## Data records
+ + + +
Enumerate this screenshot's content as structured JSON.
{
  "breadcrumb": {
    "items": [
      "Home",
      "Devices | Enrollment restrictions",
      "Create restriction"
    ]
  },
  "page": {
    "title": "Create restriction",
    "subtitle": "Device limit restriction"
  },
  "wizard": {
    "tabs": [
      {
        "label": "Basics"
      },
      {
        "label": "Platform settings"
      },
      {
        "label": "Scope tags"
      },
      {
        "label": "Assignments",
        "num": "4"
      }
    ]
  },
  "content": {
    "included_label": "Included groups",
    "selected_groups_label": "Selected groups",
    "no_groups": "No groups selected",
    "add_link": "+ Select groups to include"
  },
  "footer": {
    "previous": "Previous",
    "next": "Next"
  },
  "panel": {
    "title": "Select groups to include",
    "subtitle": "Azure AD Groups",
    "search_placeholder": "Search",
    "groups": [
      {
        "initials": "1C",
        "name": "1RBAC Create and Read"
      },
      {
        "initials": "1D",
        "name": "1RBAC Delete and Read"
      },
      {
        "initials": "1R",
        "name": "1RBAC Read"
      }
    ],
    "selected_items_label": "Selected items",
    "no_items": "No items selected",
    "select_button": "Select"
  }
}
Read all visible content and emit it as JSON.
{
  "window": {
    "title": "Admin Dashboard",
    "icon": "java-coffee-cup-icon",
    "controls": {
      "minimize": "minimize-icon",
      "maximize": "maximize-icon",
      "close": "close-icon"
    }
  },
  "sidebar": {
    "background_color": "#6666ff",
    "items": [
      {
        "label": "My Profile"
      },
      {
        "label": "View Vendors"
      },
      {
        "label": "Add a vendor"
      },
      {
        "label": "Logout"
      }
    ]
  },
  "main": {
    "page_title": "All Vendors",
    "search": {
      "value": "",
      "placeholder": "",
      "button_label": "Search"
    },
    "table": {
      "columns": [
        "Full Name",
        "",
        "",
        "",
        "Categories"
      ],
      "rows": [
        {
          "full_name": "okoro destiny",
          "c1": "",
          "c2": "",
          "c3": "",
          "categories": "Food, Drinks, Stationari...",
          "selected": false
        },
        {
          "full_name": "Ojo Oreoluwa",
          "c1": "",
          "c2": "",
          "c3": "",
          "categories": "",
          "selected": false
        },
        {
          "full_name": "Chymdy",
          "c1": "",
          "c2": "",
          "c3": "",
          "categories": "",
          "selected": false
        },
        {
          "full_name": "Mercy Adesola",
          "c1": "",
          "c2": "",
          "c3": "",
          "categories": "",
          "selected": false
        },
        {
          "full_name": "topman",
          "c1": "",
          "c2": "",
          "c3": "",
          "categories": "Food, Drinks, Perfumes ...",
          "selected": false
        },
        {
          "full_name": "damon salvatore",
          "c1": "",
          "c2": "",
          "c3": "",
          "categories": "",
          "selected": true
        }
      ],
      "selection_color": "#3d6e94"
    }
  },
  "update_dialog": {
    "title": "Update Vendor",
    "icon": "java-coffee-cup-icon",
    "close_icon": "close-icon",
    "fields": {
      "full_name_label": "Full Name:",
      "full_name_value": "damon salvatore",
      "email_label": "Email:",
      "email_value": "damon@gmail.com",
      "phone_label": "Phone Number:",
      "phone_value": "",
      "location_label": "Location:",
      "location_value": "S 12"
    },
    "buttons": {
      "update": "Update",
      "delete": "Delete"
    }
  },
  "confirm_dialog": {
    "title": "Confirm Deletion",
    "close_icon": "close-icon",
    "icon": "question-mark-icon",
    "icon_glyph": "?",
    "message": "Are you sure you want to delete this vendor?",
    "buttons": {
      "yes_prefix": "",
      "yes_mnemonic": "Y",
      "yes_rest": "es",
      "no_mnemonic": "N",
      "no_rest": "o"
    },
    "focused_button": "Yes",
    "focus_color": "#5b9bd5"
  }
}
+ + + +
Check each line above for the string "salvatore", then copy the ones that have it.

          "full_name": "damon salvatore",
      "full_name_value": "damon salvatore",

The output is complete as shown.